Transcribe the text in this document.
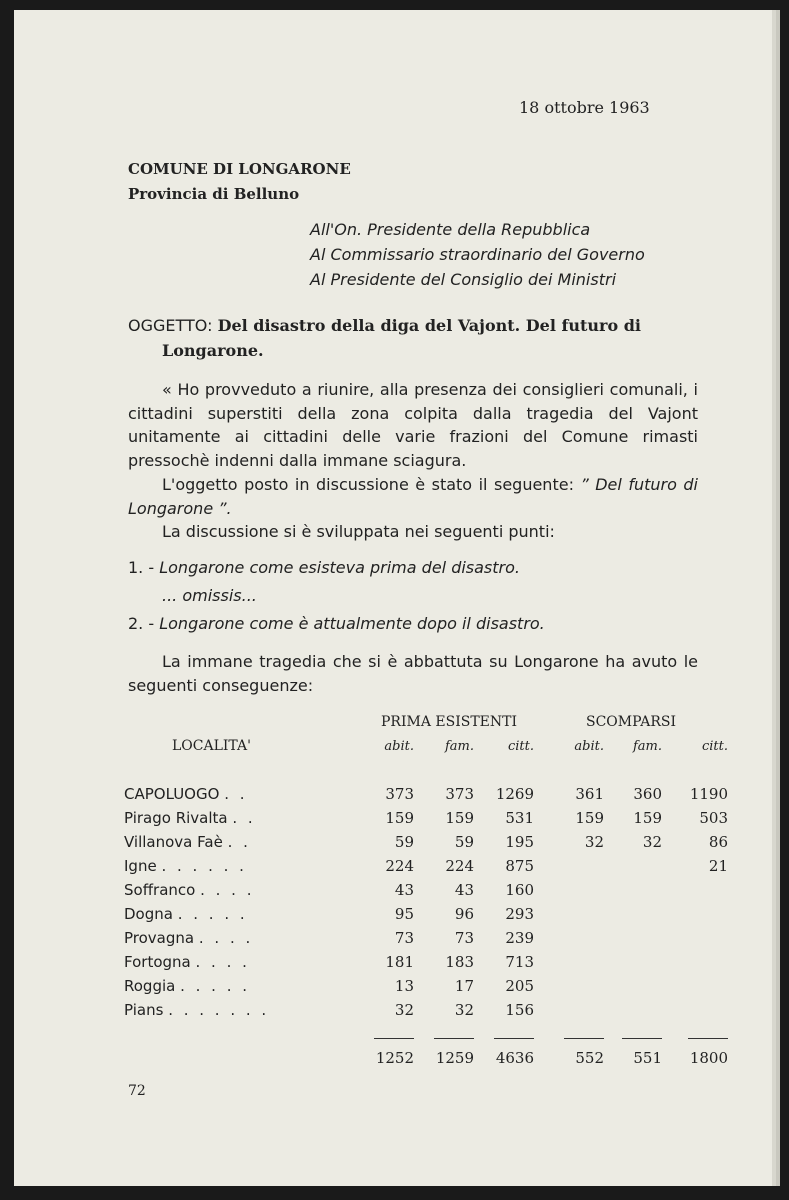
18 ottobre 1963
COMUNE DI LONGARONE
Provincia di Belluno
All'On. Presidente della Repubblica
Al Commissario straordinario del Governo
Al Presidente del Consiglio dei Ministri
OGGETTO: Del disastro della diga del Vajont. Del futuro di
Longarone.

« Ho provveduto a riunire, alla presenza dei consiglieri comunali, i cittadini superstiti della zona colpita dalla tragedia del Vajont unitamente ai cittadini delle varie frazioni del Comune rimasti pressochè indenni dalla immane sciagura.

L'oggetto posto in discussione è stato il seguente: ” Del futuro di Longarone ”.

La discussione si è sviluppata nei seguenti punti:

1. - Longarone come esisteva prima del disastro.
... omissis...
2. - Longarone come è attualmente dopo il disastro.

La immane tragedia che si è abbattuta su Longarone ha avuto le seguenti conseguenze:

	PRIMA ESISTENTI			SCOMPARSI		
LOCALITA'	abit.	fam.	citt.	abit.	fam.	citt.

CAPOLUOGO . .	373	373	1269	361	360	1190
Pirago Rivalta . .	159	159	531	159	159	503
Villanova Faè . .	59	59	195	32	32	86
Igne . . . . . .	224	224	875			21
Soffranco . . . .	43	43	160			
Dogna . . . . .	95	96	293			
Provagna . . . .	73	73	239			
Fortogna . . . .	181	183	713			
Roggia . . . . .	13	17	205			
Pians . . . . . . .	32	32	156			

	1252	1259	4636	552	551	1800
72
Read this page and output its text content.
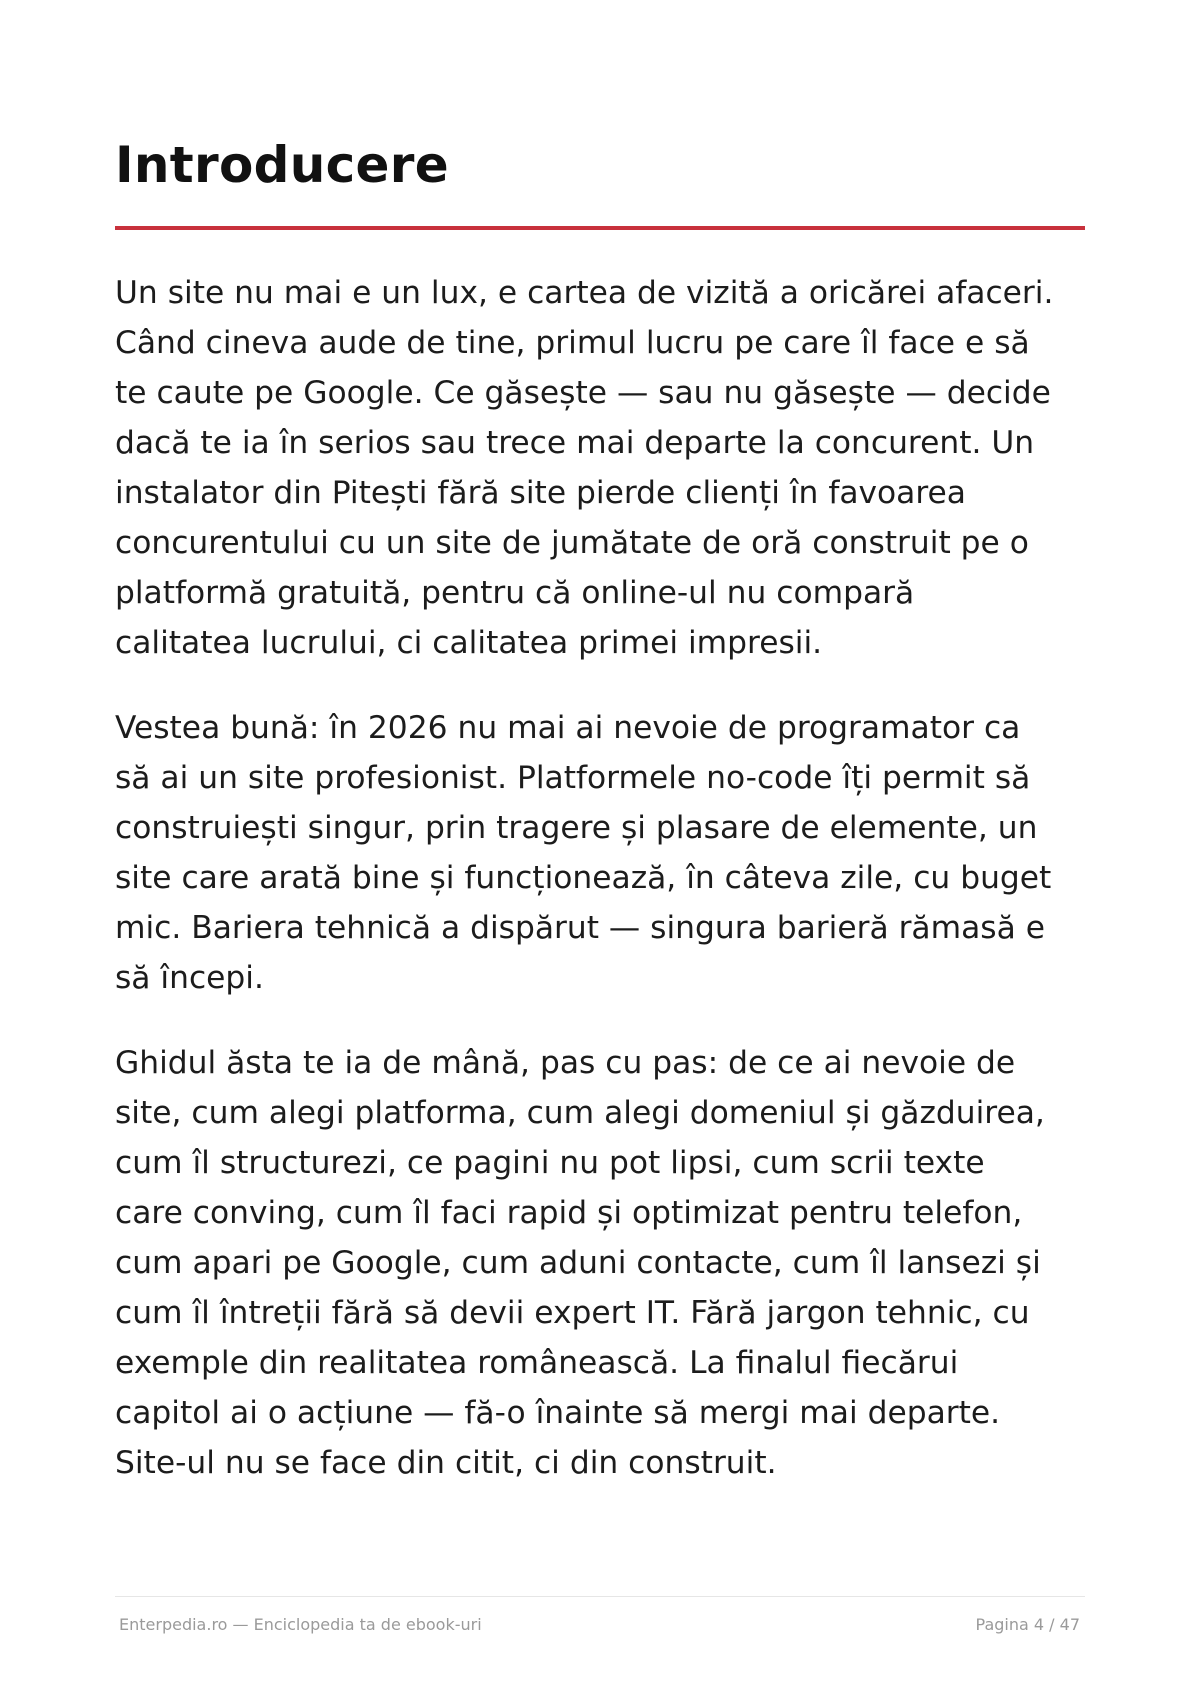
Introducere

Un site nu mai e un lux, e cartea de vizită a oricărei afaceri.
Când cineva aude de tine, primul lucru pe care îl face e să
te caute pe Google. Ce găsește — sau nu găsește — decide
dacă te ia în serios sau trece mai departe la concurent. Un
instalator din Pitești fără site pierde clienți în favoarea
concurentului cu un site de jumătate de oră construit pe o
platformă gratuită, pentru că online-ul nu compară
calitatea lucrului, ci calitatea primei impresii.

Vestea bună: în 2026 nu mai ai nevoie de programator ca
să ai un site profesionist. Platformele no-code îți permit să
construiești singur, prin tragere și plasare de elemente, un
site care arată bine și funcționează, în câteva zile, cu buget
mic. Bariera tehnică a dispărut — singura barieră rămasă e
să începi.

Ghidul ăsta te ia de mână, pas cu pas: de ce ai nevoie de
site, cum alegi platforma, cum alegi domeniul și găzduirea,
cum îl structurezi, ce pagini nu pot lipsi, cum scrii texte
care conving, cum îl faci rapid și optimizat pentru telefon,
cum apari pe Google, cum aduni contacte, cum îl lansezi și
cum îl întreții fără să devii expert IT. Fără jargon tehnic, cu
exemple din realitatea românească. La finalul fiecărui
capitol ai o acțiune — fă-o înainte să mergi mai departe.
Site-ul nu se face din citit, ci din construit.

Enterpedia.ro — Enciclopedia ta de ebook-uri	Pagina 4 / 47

> _Problem to solve_:
In the records above, find each line with the word "pentru" and copy it.

> _Full answer_:
platformă gratuită, pentru că online-ul nu compară
care conving, cum îl faci rapid și optimizat pentru telefon,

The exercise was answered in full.